• Provided data
____________________

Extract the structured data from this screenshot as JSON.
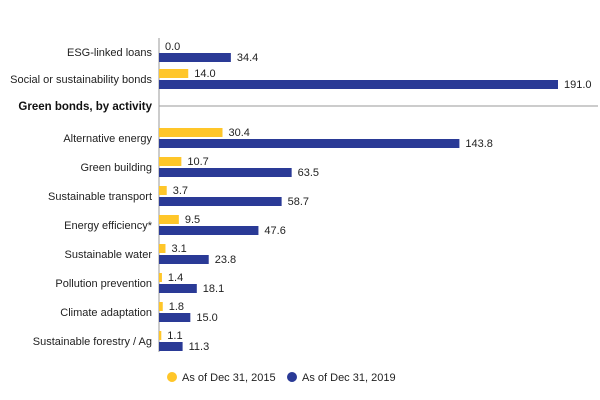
{
  "chart_data": {
    "type": "bar",
    "orientation": "horizontal",
    "categories": [
      "ESG-linked loans",
      "Social or sustainability bonds",
      "Alternative energy",
      "Green building",
      "Sustainable transport",
      "Energy efficiency*",
      "Sustainable water",
      "Pollution prevention",
      "Climate adaptation",
      "Sustainable forestry / Ag"
    ],
    "group_heading": "Green bonds, by activity",
    "series": [
      {
        "name": "As of Dec 31, 2015",
        "color": "#FFC629",
        "values": [
          0.0,
          14.0,
          30.4,
          10.7,
          3.7,
          9.5,
          3.1,
          1.4,
          1.8,
          1.1
        ],
        "labels": [
          "0.0",
          "14.0",
          "30.4",
          "10.7",
          "3.7",
          "9.5",
          "3.1",
          "1.4",
          "1.8",
          "1.1"
        ]
      },
      {
        "name": "As of Dec 31, 2019",
        "color": "#2A3A96",
        "values": [
          34.4,
          191.0,
          143.8,
          63.5,
          58.7,
          47.6,
          23.8,
          18.1,
          15.0,
          11.3
        ],
        "labels": [
          "34.4",
          "191.0",
          "143.8",
          "63.5",
          "58.7",
          "47.6",
          "23.8",
          "18.1",
          "15.0",
          "11.3"
        ]
      }
    ],
    "xlim": [
      0,
      191
    ],
    "grid": false,
    "legend_position": "bottom-center",
    "colors": {
      "axis": "#9a9a9a",
      "text": "#222222"
    }
  }
}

____________________

• Instructions to follow
Make an exact copy of all entries above, dropping the images.

• Result
Extract the structured data from this screenshot as JSON.
{
  "chart_data": {
    "type": "bar",
    "orientation": "horizontal",
    "categories": [
      "ESG-linked loans",
      "Social or sustainability bonds",
      "Alternative energy",
      "Green building",
      "Sustainable transport",
      "Energy efficiency*",
      "Sustainable water",
      "Pollution prevention",
      "Climate adaptation",
      "Sustainable forestry / Ag"
    ],
    "group_heading": "Green bonds, by activity",
    "series": [
      {
        "name": "As of Dec 31, 2015",
        "color": "#FFC629",
        "values": [
          0.0,
          14.0,
          30.4,
          10.7,
          3.7,
          9.5,
          3.1,
          1.4,
          1.8,
          1.1
        ],
        "labels": [
          "0.0",
          "14.0",
          "30.4",
          "10.7",
          "3.7",
          "9.5",
          "3.1",
          "1.4",
          "1.8",
          "1.1"
        ]
      },
      {
        "name": "As of Dec 31, 2019",
        "color": "#2A3A96",
        "values": [
          34.4,
          191.0,
          143.8,
          63.5,
          58.7,
          47.6,
          23.8,
          18.1,
          15.0,
          11.3
        ],
        "labels": [
          "34.4",
          "191.0",
          "143.8",
          "63.5",
          "58.7",
          "47.6",
          "23.8",
          "18.1",
          "15.0",
          "11.3"
        ]
      }
    ],
    "xlim": [
      0,
      191
    ],
    "grid": false,
    "legend_position": "bottom-center",
    "colors": {
      "axis": "#9a9a9a",
      "text": "#222222"
    }
  }
}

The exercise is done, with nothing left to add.